SHORT PROBLEM. Show every line below where "duct" can be found.
##### DATASET
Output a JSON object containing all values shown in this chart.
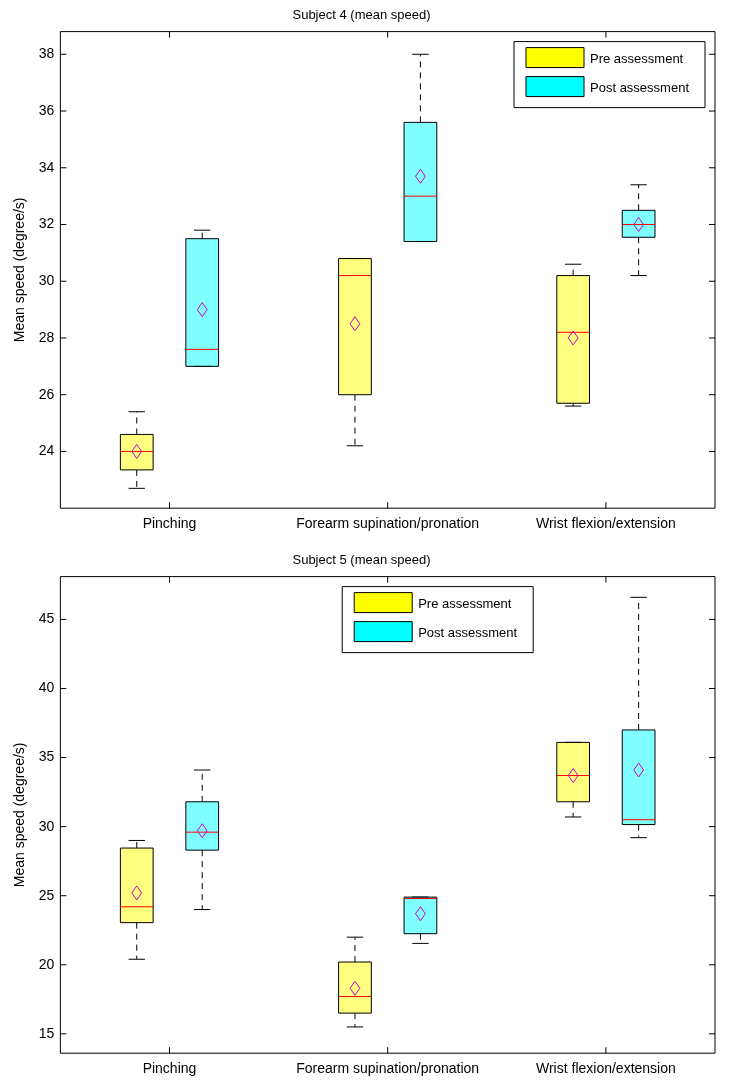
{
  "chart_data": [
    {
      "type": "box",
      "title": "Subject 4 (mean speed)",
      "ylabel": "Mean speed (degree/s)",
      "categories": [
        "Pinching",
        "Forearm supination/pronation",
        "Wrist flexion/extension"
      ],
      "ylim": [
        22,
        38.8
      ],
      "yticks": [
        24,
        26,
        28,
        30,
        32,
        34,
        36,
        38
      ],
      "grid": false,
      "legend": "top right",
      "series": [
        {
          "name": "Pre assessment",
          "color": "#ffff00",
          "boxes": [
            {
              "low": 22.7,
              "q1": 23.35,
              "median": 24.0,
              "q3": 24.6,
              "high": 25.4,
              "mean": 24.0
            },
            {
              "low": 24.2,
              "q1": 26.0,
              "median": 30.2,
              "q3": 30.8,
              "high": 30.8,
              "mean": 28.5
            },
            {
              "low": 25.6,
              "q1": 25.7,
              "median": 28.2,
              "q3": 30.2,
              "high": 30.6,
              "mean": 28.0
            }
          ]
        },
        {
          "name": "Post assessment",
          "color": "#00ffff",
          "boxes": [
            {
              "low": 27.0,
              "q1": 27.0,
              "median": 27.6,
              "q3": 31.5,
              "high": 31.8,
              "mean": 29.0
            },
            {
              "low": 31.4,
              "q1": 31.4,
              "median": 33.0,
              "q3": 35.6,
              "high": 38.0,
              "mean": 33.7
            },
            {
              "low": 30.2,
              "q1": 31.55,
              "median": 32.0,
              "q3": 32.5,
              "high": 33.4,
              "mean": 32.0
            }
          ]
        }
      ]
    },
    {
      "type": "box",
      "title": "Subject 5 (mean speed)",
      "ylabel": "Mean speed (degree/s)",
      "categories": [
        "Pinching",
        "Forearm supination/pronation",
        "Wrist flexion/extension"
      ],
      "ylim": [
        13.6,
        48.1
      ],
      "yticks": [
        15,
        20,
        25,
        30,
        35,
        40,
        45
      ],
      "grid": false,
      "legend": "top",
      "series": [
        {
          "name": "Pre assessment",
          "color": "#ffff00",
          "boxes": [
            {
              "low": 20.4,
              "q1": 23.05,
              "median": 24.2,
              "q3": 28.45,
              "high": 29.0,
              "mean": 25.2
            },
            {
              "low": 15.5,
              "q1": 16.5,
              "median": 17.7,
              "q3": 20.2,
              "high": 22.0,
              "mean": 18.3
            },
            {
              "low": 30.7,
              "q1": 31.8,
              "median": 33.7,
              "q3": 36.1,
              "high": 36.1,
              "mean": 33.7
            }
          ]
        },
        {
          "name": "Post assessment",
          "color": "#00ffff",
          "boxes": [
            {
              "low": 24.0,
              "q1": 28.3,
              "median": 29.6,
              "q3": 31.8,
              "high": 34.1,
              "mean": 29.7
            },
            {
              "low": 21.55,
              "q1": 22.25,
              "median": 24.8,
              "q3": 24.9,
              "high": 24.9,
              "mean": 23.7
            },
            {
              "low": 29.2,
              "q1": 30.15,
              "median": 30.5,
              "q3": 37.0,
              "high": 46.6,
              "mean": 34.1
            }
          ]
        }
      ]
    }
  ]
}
##########
##### DATASET
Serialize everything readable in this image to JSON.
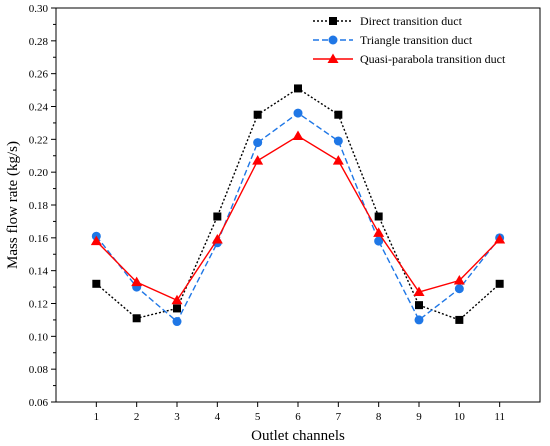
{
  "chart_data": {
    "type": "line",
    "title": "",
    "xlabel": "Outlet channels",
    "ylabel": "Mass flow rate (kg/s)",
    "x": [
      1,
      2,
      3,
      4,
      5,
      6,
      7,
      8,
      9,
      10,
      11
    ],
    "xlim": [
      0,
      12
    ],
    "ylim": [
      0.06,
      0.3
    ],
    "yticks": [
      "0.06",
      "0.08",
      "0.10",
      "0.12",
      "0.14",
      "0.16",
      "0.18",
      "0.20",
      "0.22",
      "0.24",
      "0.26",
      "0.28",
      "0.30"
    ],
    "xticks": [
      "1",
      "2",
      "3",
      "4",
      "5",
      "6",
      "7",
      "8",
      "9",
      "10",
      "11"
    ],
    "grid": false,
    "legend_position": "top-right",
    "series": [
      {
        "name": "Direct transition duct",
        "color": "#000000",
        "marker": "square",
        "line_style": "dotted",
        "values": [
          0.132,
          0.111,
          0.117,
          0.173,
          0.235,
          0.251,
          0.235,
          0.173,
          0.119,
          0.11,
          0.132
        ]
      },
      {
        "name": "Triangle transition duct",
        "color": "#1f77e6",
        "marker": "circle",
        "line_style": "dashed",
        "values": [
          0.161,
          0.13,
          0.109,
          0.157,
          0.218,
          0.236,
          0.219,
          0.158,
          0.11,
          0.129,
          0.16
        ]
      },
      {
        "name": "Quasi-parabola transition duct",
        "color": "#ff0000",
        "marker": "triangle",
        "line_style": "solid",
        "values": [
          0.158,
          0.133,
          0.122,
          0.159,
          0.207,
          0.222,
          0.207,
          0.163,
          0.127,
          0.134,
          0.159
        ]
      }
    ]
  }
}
##########
TASK RESULT.
        "name": "Direct transition duct",
        "name": "Triangle transition duct",
        "name": "Quasi-parabola transition duct",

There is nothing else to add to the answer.